-- Problem --
Every record here needs to be written out again exactly.

-- Dataset records --
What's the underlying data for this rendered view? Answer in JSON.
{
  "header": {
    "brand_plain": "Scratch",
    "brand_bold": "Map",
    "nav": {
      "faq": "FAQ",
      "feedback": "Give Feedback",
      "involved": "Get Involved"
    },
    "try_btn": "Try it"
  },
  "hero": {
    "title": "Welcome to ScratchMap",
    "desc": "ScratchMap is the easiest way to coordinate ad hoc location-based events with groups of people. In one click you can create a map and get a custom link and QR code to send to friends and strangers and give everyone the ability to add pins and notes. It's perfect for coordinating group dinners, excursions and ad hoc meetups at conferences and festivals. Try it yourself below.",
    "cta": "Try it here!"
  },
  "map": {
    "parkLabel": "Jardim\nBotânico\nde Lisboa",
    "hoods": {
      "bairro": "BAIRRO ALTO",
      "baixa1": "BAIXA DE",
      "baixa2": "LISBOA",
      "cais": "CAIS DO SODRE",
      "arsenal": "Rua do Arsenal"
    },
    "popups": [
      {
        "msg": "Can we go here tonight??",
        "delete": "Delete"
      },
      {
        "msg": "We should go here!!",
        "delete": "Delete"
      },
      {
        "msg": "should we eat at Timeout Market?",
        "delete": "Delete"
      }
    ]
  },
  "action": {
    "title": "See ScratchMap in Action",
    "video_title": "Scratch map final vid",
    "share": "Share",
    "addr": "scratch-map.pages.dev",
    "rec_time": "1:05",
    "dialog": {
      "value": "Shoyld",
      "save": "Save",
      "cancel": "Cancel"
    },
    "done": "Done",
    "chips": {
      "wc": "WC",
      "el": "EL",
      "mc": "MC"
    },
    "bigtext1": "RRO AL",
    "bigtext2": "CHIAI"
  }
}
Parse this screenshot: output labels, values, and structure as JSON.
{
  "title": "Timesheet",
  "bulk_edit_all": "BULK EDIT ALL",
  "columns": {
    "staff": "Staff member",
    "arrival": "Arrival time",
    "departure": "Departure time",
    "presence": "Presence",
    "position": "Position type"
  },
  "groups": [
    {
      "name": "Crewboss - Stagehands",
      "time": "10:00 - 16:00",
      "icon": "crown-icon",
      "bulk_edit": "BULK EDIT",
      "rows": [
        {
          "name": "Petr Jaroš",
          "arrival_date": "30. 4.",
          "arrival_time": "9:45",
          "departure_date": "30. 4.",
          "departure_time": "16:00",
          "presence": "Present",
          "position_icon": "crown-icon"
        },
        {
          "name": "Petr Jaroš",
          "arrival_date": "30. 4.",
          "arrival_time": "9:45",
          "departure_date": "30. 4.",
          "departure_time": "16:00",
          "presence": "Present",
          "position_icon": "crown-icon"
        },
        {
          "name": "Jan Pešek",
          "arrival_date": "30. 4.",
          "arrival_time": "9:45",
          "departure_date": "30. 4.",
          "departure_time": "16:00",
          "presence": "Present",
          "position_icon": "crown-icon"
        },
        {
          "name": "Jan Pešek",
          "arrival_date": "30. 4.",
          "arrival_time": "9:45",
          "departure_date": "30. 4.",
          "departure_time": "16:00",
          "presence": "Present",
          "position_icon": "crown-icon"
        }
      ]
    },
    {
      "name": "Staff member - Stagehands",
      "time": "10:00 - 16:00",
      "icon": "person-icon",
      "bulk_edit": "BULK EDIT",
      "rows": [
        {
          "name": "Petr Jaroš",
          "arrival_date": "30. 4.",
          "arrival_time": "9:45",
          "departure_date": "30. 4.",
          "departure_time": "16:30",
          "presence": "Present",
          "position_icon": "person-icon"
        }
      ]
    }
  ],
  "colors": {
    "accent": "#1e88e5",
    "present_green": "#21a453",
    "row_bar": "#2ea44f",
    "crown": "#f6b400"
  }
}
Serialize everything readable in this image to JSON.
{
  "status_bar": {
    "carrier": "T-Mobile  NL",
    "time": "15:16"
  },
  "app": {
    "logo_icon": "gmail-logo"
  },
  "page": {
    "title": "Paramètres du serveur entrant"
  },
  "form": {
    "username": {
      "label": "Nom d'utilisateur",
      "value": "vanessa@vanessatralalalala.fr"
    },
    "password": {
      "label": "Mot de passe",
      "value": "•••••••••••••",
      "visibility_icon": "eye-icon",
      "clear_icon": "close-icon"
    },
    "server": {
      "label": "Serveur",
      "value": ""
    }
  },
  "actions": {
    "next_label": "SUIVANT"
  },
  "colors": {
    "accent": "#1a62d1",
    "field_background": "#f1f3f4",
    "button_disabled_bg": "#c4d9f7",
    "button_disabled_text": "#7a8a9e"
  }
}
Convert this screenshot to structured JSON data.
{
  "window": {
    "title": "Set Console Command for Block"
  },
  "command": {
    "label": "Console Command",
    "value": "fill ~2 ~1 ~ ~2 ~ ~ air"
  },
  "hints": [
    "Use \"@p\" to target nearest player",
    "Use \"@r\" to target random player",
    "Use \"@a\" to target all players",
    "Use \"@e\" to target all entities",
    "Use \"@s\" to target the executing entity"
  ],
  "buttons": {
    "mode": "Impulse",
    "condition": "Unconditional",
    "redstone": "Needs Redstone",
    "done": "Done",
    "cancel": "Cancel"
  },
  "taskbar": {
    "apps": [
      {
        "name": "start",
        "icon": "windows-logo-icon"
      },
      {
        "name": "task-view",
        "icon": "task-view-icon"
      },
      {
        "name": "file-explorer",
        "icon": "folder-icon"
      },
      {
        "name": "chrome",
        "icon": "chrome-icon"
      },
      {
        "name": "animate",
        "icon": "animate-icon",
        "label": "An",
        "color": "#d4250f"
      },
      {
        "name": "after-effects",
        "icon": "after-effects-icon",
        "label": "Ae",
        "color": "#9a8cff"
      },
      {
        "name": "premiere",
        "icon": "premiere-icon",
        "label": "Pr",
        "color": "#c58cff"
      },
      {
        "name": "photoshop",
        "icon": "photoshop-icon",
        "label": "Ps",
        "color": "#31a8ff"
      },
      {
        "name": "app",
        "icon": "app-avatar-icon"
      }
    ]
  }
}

-- Written answer --
What's the underlying data for this rendered view? Answer in JSON.
{
  "header": {
    "brand_plain": "Scratch",
    "brand_bold": "Map",
    "nav": {
      "faq": "FAQ",
      "feedback": "Give Feedback",
      "involved": "Get Involved"
    },
    "try_btn": "Try it"
  },
  "hero": {
    "title": "Welcome to ScratchMap",
    "desc": "ScratchMap is the easiest way to coordinate ad hoc location-based events with groups of people. In one click you can create a map and get a custom link and QR code to send to friends and strangers and give everyone the ability to add pins and notes. It's perfect for coordinating group dinners, excursions and ad hoc meetups at conferences and festivals. Try it yourself below.",
    "cta": "Try it here!"
  },
  "map": {
    "parkLabel": "Jardim\nBotânico\nde Lisboa",
    "hoods": {
      "bairro": "BAIRRO ALTO",
      "baixa1": "BAIXA DE",
      "baixa2": "LISBOA",
      "cais": "CAIS DO SODRE",
      "arsenal": "Rua do Arsenal"
    },
    "popups": [
      {
        "msg": "Can we go here tonight??",
        "delete": "Delete"
      },
      {
        "msg": "We should go here!!",
        "delete": "Delete"
      },
      {
        "msg": "should we eat at Timeout Market?",
        "delete": "Delete"
      }
    ]
  },
  "action": {
    "title": "See ScratchMap in Action",
    "video_title": "Scratch map final vid",
    "share": "Share",
    "addr": "scratch-map.pages.dev",
    "rec_time": "1:05",
    "dialog": {
      "value": "Shoyld",
      "save": "Save",
      "cancel": "Cancel"
    },
    "done": "Done",
    "chips": {
      "wc": "WC",
      "el": "EL",
      "mc": "MC"
    },
    "bigtext1": "RRO AL",
    "bigtext2": "CHIAI"
  }
}
Parse this screenshot: output labels, values, and structure as JSON.
{
  "title": "Timesheet",
  "bulk_edit_all": "BULK EDIT ALL",
  "columns": {
    "staff": "Staff member",
    "arrival": "Arrival time",
    "departure": "Departure time",
    "presence": "Presence",
    "position": "Position type"
  },
  "groups": [
    {
      "name": "Crewboss - Stagehands",
      "time": "10:00 - 16:00",
      "icon": "crown-icon",
      "bulk_edit": "BULK EDIT",
      "rows": [
        {
          "name": "Petr Jaroš",
          "arrival_date": "30. 4.",
          "arrival_time": "9:45",
          "departure_date": "30. 4.",
          "departure_time": "16:00",
          "presence": "Present",
          "position_icon": "crown-icon"
        },
        {
          "name": "Petr Jaroš",
          "arrival_date": "30. 4.",
          "arrival_time": "9:45",
          "departure_date": "30. 4.",
          "departure_time": "16:00",
          "presence": "Present",
          "position_icon": "crown-icon"
        },
        {
          "name": "Jan Pešek",
          "arrival_date": "30. 4.",
          "arrival_time": "9:45",
          "departure_date": "30. 4.",
          "departure_time": "16:00",
          "presence": "Present",
          "position_icon": "crown-icon"
        },
        {
          "name": "Jan Pešek",
          "arrival_date": "30. 4.",
          "arrival_time": "9:45",
          "departure_date": "30. 4.",
          "departure_time": "16:00",
          "presence": "Present",
          "position_icon": "crown-icon"
        }
      ]
    },
    {
      "name": "Staff member - Stagehands",
      "time": "10:00 - 16:00",
      "icon": "person-icon",
      "bulk_edit": "BULK EDIT",
      "rows": [
        {
          "name": "Petr Jaroš",
          "arrival_date": "30. 4.",
          "arrival_time": "9:45",
          "departure_date": "30. 4.",
          "departure_time": "16:30",
          "presence": "Present",
          "position_icon": "person-icon"
        }
      ]
    }
  ],
  "colors": {
    "accent": "#1e88e5",
    "present_green": "#21a453",
    "row_bar": "#2ea44f",
    "crown": "#f6b400"
  }
}
Serialize everything readable in this image to JSON.
{
  "status_bar": {
    "carrier": "T-Mobile  NL",
    "time": "15:16"
  },
  "app": {
    "logo_icon": "gmail-logo"
  },
  "page": {
    "title": "Paramètres du serveur entrant"
  },
  "form": {
    "username": {
      "label": "Nom d'utilisateur",
      "value": "vanessa@vanessatralalalala.fr"
    },
    "password": {
      "label": "Mot de passe",
      "value": "•••••••••••••",
      "visibility_icon": "eye-icon",
      "clear_icon": "close-icon"
    },
    "server": {
      "label": "Serveur",
      "value": ""
    }
  },
  "actions": {
    "next_label": "SUIVANT"
  },
  "colors": {
    "accent": "#1a62d1",
    "field_background": "#f1f3f4",
    "button_disabled_bg": "#c4d9f7",
    "button_disabled_text": "#7a8a9e"
  }
}
Convert this screenshot to structured JSON data.
{
  "window": {
    "title": "Set Console Command for Block"
  },
  "command": {
    "label": "Console Command",
    "value": "fill ~2 ~1 ~ ~2 ~ ~ air"
  },
  "hints": [
    "Use \"@p\" to target nearest player",
    "Use \"@r\" to target random player",
    "Use \"@a\" to target all players",
    "Use \"@e\" to target all entities",
    "Use \"@s\" to target the executing entity"
  ],
  "buttons": {
    "mode": "Impulse",
    "condition": "Unconditional",
    "redstone": "Needs Redstone",
    "done": "Done",
    "cancel": "Cancel"
  },
  "taskbar": {
    "apps": [
      {
        "name": "start",
        "icon": "windows-logo-icon"
      },
      {
        "name": "task-view",
        "icon": "task-view-icon"
      },
      {
        "name": "file-explorer",
        "icon": "folder-icon"
      },
      {
        "name": "chrome",
        "icon": "chrome-icon"
      },
      {
        "name": "animate",
        "icon": "animate-icon",
        "label": "An",
        "color": "#d4250f"
      },
      {
        "name": "after-effects",
        "icon": "after-effects-icon",
        "label": "Ae",
        "color": "#9a8cff"
      },
      {
        "name": "premiere",
        "icon": "premiere-icon",
        "label": "Pr",
        "color": "#c58cff"
      },
      {
        "name": "photoshop",
        "icon": "photoshop-icon",
        "label": "Ps",
        "color": "#31a8ff"
      },
      {
        "name": "app",
        "icon": "app-avatar-icon"
      }
    ]
  }
}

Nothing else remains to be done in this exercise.